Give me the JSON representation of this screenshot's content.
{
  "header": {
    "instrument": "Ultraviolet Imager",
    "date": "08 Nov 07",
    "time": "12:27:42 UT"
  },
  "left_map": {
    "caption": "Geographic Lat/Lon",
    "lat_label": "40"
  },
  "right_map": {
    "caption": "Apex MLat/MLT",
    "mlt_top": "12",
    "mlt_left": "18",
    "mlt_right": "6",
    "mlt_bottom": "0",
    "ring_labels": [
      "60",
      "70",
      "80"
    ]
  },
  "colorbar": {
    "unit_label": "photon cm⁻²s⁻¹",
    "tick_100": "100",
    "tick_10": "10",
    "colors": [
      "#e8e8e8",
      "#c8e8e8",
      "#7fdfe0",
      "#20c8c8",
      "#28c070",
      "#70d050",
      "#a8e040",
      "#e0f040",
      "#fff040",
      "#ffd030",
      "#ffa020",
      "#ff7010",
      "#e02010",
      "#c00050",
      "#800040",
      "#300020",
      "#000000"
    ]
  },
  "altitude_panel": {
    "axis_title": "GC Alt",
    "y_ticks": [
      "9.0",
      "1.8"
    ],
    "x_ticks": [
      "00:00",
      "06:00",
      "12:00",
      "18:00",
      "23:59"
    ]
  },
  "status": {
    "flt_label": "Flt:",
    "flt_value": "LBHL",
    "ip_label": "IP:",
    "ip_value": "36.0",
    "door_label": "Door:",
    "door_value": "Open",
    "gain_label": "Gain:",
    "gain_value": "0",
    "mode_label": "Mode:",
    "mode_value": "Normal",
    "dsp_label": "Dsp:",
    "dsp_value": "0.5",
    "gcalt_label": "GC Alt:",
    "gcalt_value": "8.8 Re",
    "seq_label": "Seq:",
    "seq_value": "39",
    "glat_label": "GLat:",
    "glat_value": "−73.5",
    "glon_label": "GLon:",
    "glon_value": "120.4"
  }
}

-=-=-

▸ **Given exercise**: Output the lines above verbatim and in full.

▸ **Solved exercise**:
Give me the JSON representation of this screenshot's content.
{
  "header": {
    "instrument": "Ultraviolet Imager",
    "date": "08 Nov 07",
    "time": "12:27:42 UT"
  },
  "left_map": {
    "caption": "Geographic Lat/Lon",
    "lat_label": "40"
  },
  "right_map": {
    "caption": "Apex MLat/MLT",
    "mlt_top": "12",
    "mlt_left": "18",
    "mlt_right": "6",
    "mlt_bottom": "0",
    "ring_labels": [
      "60",
      "70",
      "80"
    ]
  },
  "colorbar": {
    "unit_label": "photon cm⁻²s⁻¹",
    "tick_100": "100",
    "tick_10": "10",
    "colors": [
      "#e8e8e8",
      "#c8e8e8",
      "#7fdfe0",
      "#20c8c8",
      "#28c070",
      "#70d050",
      "#a8e040",
      "#e0f040",
      "#fff040",
      "#ffd030",
      "#ffa020",
      "#ff7010",
      "#e02010",
      "#c00050",
      "#800040",
      "#300020",
      "#000000"
    ]
  },
  "altitude_panel": {
    "axis_title": "GC Alt",
    "y_ticks": [
      "9.0",
      "1.8"
    ],
    "x_ticks": [
      "00:00",
      "06:00",
      "12:00",
      "18:00",
      "23:59"
    ]
  },
  "status": {
    "flt_label": "Flt:",
    "flt_value": "LBHL",
    "ip_label": "IP:",
    "ip_value": "36.0",
    "door_label": "Door:",
    "door_value": "Open",
    "gain_label": "Gain:",
    "gain_value": "0",
    "mode_label": "Mode:",
    "mode_value": "Normal",
    "dsp_label": "Dsp:",
    "dsp_value": "0.5",
    "gcalt_label": "GC Alt:",
    "gcalt_value": "8.8 Re",
    "seq_label": "Seq:",
    "seq_value": "39",
    "glat_label": "GLat:",
    "glat_value": "−73.5",
    "glon_label": "GLon:",
    "glon_value": "120.4"
  }
}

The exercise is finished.